• [Your objective] Leave the pictures aside and write out exactly every line from the one containing "Decode this image" through the last line.

** Begin **

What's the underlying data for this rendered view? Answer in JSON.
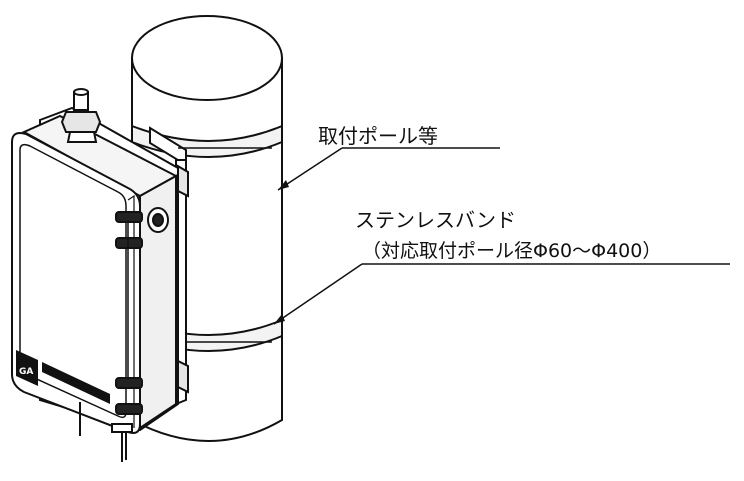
{
  "callouts": {
    "pole": "取付ポール等",
    "band": "ステンレスバンド",
    "band_range": "（対応取付ポール径Φ60～Φ400）"
  },
  "enclosure": {
    "badge_text": "GA"
  },
  "colors": {
    "line": "#111111",
    "fill": "#ffffff",
    "shade": "#e6e6e6",
    "dark": "#222222"
  }
}
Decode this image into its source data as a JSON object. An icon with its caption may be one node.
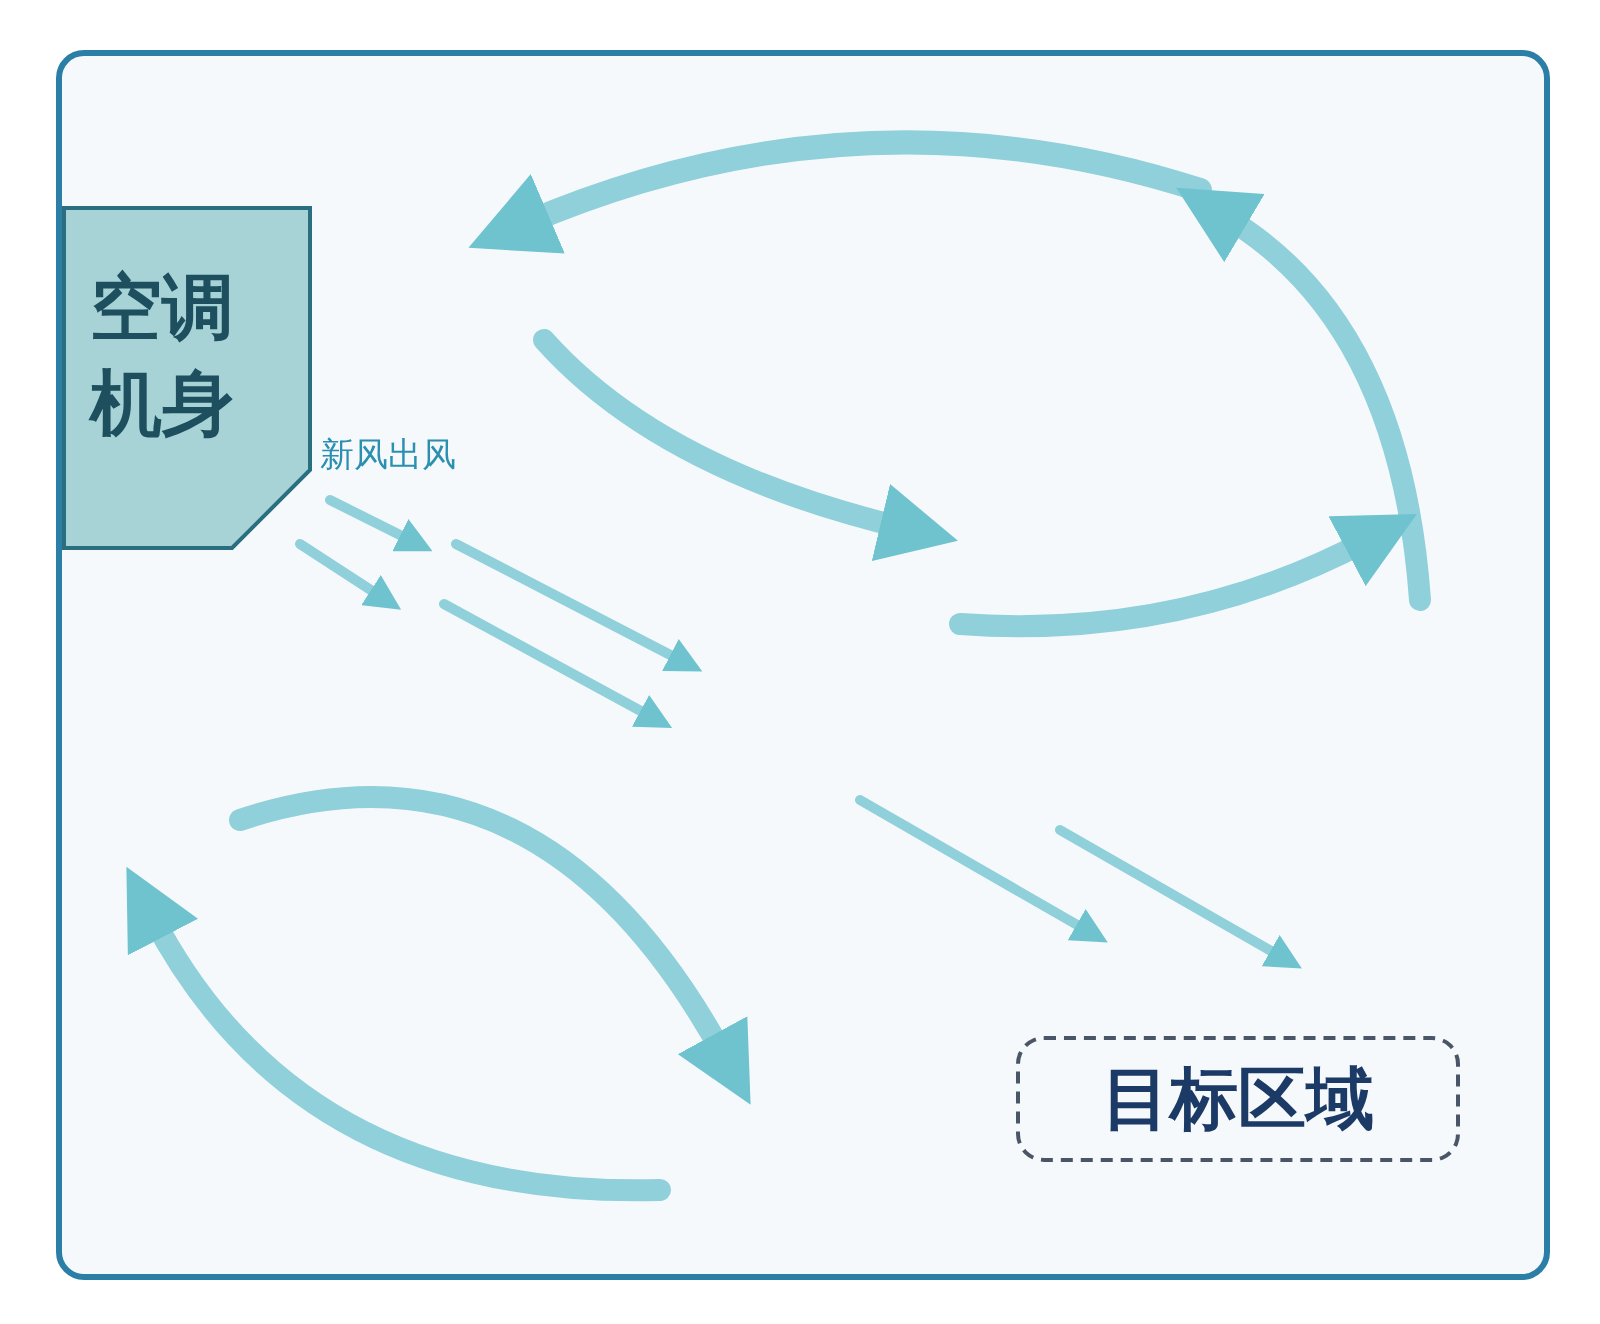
{
  "diagram": {
    "nodes": [
      {
        "text": [],
        "shape": "box"
      },
      {
        "text": [
          "空调机身"
        ],
        "in": 0
      },
      {
        "text": [
          "目标区域"
        ],
        "in": 0
      }
    ],
    "labels": [
      "新风出风"
    ]
  }
}
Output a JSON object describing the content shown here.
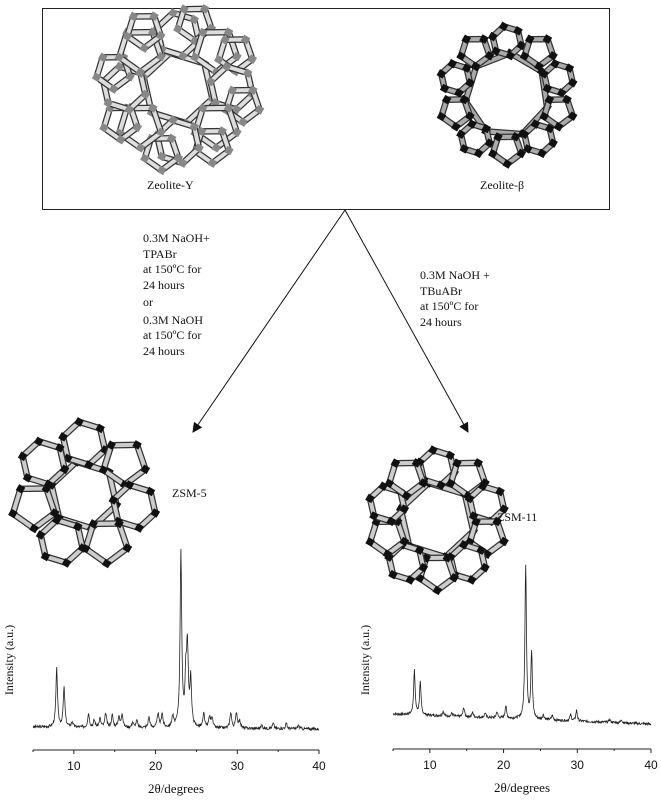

** End **

• [Worked solution]
Decode this image into its source data as a JSON object. An icon with its caption may be one node.
{
  "diagram": {
    "nodes": [
      {
        "text": [],
        "shape": "box"
      },
      {
        "text": [
          "空调机身"
        ],
        "in": 0
      },
      {
        "text": [
          "目标区域"
        ],
        "in": 0
      }
    ],
    "labels": [
      "新风出风"
    ]
  }
}
Output a JSON object describing the content shown here.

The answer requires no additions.